Write the material out again, line by line, exactly as it is.

[Extracted data entries]
+++++

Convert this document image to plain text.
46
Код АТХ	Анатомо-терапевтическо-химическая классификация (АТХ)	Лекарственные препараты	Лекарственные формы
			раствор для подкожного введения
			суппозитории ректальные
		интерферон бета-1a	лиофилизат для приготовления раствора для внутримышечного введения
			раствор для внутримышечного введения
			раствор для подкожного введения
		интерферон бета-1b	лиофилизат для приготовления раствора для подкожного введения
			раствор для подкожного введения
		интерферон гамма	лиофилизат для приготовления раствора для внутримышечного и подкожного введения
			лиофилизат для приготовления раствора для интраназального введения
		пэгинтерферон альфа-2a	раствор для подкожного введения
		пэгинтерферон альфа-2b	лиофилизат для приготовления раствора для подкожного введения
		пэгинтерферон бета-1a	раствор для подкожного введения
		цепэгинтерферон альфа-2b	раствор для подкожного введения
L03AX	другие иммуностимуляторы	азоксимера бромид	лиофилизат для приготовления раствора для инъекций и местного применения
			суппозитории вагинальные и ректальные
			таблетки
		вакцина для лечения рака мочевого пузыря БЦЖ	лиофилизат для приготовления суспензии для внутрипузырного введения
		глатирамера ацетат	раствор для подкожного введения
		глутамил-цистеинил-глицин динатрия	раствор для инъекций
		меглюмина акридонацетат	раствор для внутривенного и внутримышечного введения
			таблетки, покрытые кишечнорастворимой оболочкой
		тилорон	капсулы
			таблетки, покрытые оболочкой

+++++

- Task result
Convert this document image to plain text.
46
Код АТХ	Анатомо-терапевтическо-химическая классификация (АТХ)	Лекарственные препараты	Лекарственные формы
			раствор для подкожного введения
			суппозитории ректальные
		интерферон бета-1a	лиофилизат для приготовления раствора для внутримышечного введения
			раствор для внутримышечного введения
			раствор для подкожного введения
		интерферон бета-1b	лиофилизат для приготовления раствора для подкожного введения
			раствор для подкожного введения
		интерферон гамма	лиофилизат для приготовления раствора для внутримышечного и подкожного введения
			лиофилизат для приготовления раствора для интраназального введения
		пэгинтерферон альфа-2a	раствор для подкожного введения
		пэгинтерферон альфа-2b	лиофилизат для приготовления раствора для подкожного введения
		пэгинтерферон бета-1a	раствор для подкожного введения
		цепэгинтерферон альфа-2b	раствор для подкожного введения
L03AX	другие иммуностимуляторы	азоксимера бромид	лиофилизат для приготовления раствора для инъекций и местного применения
			суппозитории вагинальные и ректальные
			таблетки
		вакцина для лечения рака мочевого пузыря БЦЖ	лиофилизат для приготовления суспензии для внутрипузырного введения
		глатирамера ацетат	раствор для подкожного введения
		глутамил-цистеинил-глицин динатрия	раствор для инъекций
		меглюмина акридонацетат	раствор для внутривенного и внутримышечного введения
			таблетки, покрытые кишечнорастворимой оболочкой
		тилорон	капсулы
			таблетки, покрытые оболочкой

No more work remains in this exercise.